* Task prompt
Copy the passage of the event listings below that falls between "Black History Month at" and "4 at 1 p.m.", inclusive, with no changes.

* Selected text
Rising cost of prescription drugs
The League of Women Voters of the LaGrange Area will sponsor a program on the rising price of prescription drugs on Tuesday, Feb. 8 from 7 to 8:30 p.m. via Zoom.
The discussion will be led by Dr. Thomas Gochenour of Rush University Medical Center, who will discuss the evolution of the prescription marketplace since 1972 and reference events and legislation that have led prices of some medications to skyrocket.
Register by emailing firstname.lastname@example.org by Feb. 6. Free and open to the public. Email email@example.com for more info.
Black History Month at the Library
The Forest Park Public Library has teamed up the Historical Society of Forest Park, the Illinois Juneteenth Committee and Forest Park Against Racism to honor Black History Month. Join us for one or more of these great events.
Bringing Black History to Life with Storytellers
Baba Tony & Kucha Brownlee
Friday, Feb. 4 at 1 p.m.

* Record extracts
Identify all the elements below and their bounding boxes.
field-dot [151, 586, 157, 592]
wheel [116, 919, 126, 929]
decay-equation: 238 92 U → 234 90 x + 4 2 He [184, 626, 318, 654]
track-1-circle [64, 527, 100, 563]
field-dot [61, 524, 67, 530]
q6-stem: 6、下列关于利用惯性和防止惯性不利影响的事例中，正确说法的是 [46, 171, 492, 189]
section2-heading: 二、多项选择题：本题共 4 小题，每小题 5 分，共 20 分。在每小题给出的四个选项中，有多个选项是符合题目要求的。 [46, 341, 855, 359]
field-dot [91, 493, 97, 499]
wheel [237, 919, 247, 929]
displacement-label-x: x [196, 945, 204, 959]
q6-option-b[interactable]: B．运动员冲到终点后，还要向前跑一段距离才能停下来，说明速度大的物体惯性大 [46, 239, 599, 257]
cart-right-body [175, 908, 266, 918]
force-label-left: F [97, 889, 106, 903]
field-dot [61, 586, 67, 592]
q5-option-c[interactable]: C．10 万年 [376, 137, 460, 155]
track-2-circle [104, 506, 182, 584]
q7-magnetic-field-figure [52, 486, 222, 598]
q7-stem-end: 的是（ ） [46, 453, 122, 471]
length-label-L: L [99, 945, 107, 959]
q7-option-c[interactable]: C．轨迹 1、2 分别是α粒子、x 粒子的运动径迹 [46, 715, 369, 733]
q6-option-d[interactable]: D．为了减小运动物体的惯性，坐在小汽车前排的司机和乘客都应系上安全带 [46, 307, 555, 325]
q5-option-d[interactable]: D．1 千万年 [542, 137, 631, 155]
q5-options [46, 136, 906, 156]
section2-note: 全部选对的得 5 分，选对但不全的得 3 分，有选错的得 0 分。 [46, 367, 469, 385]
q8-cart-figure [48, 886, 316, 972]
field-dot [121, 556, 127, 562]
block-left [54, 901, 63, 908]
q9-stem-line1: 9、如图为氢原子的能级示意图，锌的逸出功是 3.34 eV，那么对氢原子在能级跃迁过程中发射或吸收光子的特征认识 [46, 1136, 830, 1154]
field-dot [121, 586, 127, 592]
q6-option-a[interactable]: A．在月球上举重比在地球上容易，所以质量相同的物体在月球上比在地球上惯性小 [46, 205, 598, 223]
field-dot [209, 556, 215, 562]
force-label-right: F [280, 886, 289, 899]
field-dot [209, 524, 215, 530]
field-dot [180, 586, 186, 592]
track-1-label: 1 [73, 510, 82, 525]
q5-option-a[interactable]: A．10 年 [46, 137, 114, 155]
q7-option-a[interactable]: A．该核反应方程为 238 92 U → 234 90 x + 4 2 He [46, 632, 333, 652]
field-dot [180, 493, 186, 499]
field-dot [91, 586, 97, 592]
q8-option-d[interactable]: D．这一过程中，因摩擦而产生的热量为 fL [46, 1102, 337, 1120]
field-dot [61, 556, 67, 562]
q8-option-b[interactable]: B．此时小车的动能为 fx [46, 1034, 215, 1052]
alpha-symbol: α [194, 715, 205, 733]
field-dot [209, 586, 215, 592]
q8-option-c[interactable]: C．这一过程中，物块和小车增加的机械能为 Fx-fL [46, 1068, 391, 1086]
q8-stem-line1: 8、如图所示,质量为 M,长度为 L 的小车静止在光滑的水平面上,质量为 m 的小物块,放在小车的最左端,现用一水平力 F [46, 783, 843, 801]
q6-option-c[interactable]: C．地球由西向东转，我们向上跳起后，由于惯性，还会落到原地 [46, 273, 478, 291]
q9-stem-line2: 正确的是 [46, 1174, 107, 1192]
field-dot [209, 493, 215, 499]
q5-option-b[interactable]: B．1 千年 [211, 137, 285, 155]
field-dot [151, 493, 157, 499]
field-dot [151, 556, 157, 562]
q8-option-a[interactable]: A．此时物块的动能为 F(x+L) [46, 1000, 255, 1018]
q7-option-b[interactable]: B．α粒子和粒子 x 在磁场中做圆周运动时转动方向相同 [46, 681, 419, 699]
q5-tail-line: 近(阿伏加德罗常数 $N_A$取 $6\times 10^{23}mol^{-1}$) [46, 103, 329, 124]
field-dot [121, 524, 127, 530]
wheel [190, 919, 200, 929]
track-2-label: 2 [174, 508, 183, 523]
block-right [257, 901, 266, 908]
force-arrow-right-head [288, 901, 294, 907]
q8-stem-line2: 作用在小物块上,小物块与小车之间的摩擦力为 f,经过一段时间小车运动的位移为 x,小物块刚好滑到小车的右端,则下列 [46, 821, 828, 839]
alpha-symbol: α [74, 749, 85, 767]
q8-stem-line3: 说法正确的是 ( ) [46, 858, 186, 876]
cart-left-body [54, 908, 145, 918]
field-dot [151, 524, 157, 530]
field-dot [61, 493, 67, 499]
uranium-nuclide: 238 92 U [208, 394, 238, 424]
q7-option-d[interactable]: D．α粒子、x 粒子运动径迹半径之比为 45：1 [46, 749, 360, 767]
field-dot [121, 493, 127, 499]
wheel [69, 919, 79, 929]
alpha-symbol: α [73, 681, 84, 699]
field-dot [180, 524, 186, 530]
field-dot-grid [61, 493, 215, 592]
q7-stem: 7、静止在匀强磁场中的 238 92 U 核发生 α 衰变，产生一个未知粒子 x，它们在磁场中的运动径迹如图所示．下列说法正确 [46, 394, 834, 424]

* Solution for this problem
Black History Month at the Library
The Forest Park Public Library has teamed up the Historical Society of Forest Park, the Illinois Juneteenth Committee and Forest Park Against Racism to honor Black History Month. Join us for one or more of these great events.
Bringing Black History to Life with Storytellers
Baba Tony & Kucha Brownlee
Friday, Feb. 4 at 1 p.m.